◆ Saved entries:
▼

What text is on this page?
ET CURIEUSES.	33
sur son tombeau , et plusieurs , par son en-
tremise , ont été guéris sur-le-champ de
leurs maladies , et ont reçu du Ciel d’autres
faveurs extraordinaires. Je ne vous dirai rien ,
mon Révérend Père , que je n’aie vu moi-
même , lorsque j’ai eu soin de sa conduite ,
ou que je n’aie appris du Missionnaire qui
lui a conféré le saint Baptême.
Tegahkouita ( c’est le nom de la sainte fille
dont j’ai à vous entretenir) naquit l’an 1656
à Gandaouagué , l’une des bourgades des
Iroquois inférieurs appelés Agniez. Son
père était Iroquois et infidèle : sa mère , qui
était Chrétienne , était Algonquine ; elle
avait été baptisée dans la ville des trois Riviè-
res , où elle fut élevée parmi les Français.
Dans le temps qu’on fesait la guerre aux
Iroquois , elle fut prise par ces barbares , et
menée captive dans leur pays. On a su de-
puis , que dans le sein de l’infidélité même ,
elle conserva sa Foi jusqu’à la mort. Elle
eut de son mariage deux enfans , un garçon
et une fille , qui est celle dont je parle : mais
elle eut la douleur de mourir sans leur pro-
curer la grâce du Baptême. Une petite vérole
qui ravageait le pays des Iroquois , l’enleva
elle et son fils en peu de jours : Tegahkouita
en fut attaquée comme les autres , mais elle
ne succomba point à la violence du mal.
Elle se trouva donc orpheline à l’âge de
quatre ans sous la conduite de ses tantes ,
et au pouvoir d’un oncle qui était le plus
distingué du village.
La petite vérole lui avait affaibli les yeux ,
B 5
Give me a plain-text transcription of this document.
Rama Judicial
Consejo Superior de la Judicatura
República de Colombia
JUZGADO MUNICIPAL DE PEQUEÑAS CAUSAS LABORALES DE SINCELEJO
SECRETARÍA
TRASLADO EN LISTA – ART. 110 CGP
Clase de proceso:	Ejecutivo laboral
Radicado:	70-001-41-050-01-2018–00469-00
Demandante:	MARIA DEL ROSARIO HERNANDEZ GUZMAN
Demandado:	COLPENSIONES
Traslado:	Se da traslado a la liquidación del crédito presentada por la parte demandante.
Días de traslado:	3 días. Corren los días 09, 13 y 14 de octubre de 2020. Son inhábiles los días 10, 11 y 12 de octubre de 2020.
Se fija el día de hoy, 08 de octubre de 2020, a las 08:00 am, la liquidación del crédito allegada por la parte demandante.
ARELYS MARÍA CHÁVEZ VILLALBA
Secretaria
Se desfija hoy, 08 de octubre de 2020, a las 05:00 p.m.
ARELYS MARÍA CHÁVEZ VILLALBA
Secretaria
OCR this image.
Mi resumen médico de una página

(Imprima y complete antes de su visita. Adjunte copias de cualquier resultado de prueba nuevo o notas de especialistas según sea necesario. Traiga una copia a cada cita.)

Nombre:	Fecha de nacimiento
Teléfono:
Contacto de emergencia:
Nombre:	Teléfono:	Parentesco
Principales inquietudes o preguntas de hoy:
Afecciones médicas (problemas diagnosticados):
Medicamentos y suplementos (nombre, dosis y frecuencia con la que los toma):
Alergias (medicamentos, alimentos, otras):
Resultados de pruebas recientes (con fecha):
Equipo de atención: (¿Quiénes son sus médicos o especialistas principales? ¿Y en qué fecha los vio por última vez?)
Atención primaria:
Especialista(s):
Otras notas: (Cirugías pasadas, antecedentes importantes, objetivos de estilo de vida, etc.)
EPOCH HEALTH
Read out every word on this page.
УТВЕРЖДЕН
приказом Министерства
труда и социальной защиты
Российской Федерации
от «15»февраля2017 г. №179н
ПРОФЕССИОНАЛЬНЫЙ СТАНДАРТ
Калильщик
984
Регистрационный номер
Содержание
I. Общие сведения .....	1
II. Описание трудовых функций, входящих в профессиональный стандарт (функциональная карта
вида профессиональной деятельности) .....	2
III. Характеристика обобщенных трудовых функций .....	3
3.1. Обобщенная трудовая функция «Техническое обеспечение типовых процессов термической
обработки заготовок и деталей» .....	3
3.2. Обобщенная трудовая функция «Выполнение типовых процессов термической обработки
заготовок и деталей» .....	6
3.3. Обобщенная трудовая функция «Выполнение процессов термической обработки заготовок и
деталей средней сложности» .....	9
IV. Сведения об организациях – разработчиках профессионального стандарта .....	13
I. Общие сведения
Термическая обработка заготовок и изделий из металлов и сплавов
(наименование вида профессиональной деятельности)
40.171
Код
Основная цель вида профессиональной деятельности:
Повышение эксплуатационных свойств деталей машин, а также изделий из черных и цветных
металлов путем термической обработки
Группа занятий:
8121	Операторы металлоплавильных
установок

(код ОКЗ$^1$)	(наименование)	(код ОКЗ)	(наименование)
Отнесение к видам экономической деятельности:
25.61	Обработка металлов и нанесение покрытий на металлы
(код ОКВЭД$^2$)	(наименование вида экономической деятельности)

▲

◆ Instruction:
Repeat the material above in full, quoting it exactly.

◆ Response to the exercise:
What text is on this page?
ET CURIEUSES.	33
sur son tombeau , et plusieurs , par son en-
tremise , ont été guéris sur-le-champ de
leurs maladies , et ont reçu du Ciel d’autres
faveurs extraordinaires. Je ne vous dirai rien ,
mon Révérend Père , que je n’aie vu moi-
même , lorsque j’ai eu soin de sa conduite ,
ou que je n’aie appris du Missionnaire qui
lui a conféré le saint Baptême.
Tegahkouita ( c’est le nom de la sainte fille
dont j’ai à vous entretenir) naquit l’an 1656
à Gandaouagué , l’une des bourgades des
Iroquois inférieurs appelés Agniez. Son
père était Iroquois et infidèle : sa mère , qui
était Chrétienne , était Algonquine ; elle
avait été baptisée dans la ville des trois Riviè-
res , où elle fut élevée parmi les Français.
Dans le temps qu’on fesait la guerre aux
Iroquois , elle fut prise par ces barbares , et
menée captive dans leur pays. On a su de-
puis , que dans le sein de l’infidélité même ,
elle conserva sa Foi jusqu’à la mort. Elle
eut de son mariage deux enfans , un garçon
et une fille , qui est celle dont je parle : mais
elle eut la douleur de mourir sans leur pro-
curer la grâce du Baptême. Une petite vérole
qui ravageait le pays des Iroquois , l’enleva
elle et son fils en peu de jours : Tegahkouita
en fut attaquée comme les autres , mais elle
ne succomba point à la violence du mal.
Elle se trouva donc orpheline à l’âge de
quatre ans sous la conduite de ses tantes ,
et au pouvoir d’un oncle qui était le plus
distingué du village.
La petite vérole lui avait affaibli les yeux ,
B 5
Give me a plain-text transcription of this document.
Rama Judicial
Consejo Superior de la Judicatura
República de Colombia
JUZGADO MUNICIPAL DE PEQUEÑAS CAUSAS LABORALES DE SINCELEJO
SECRETARÍA
TRASLADO EN LISTA – ART. 110 CGP
Clase de proceso:	Ejecutivo laboral
Radicado:	70-001-41-050-01-2018–00469-00
Demandante:	MARIA DEL ROSARIO HERNANDEZ GUZMAN
Demandado:	COLPENSIONES
Traslado:	Se da traslado a la liquidación del crédito presentada por la parte demandante.
Días de traslado:	3 días. Corren los días 09, 13 y 14 de octubre de 2020. Son inhábiles los días 10, 11 y 12 de octubre de 2020.
Se fija el día de hoy, 08 de octubre de 2020, a las 08:00 am, la liquidación del crédito allegada por la parte demandante.
ARELYS MARÍA CHÁVEZ VILLALBA
Secretaria
Se desfija hoy, 08 de octubre de 2020, a las 05:00 p.m.
ARELYS MARÍA CHÁVEZ VILLALBA
Secretaria
OCR this image.
Mi resumen médico de una página

(Imprima y complete antes de su visita. Adjunte copias de cualquier resultado de prueba nuevo o notas de especialistas según sea necesario. Traiga una copia a cada cita.)

Nombre:	Fecha de nacimiento
Teléfono:
Contacto de emergencia:
Nombre:	Teléfono:	Parentesco
Principales inquietudes o preguntas de hoy:
Afecciones médicas (problemas diagnosticados):
Medicamentos y suplementos (nombre, dosis y frecuencia con la que los toma):
Alergias (medicamentos, alimentos, otras):
Resultados de pruebas recientes (con fecha):
Equipo de atención: (¿Quiénes son sus médicos o especialistas principales? ¿Y en qué fecha los vio por última vez?)
Atención primaria:
Especialista(s):
Otras notas: (Cirugías pasadas, antecedentes importantes, objetivos de estilo de vida, etc.)
EPOCH HEALTH
Read out every word on this page.
УТВЕРЖДЕН
приказом Министерства
труда и социальной защиты
Российской Федерации
от «15»февраля2017 г. №179н
ПРОФЕССИОНАЛЬНЫЙ СТАНДАРТ
Калильщик
984
Регистрационный номер
Содержание
I. Общие сведения .....	1
II. Описание трудовых функций, входящих в профессиональный стандарт (функциональная карта
вида профессиональной деятельности) .....	2
III. Характеристика обобщенных трудовых функций .....	3
3.1. Обобщенная трудовая функция «Техническое обеспечение типовых процессов термической
обработки заготовок и деталей» .....	3
3.2. Обобщенная трудовая функция «Выполнение типовых процессов термической обработки
заготовок и деталей» .....	6
3.3. Обобщенная трудовая функция «Выполнение процессов термической обработки заготовок и
деталей средней сложности» .....	9
IV. Сведения об организациях – разработчиках профессионального стандарта .....	13
I. Общие сведения
Термическая обработка заготовок и изделий из металлов и сплавов
(наименование вида профессиональной деятельности)
40.171
Код
Основная цель вида профессиональной деятельности:
Повышение эксплуатационных свойств деталей машин, а также изделий из черных и цветных
металлов путем термической обработки
Группа занятий:
8121	Операторы металлоплавильных
установок

(код ОКЗ$^1$)	(наименование)	(код ОКЗ)	(наименование)
Отнесение к видам экономической деятельности:
25.61	Обработка металлов и нанесение покрытий на металлы
(код ОКВЭД$^2$)	(наименование вида экономической деятельности)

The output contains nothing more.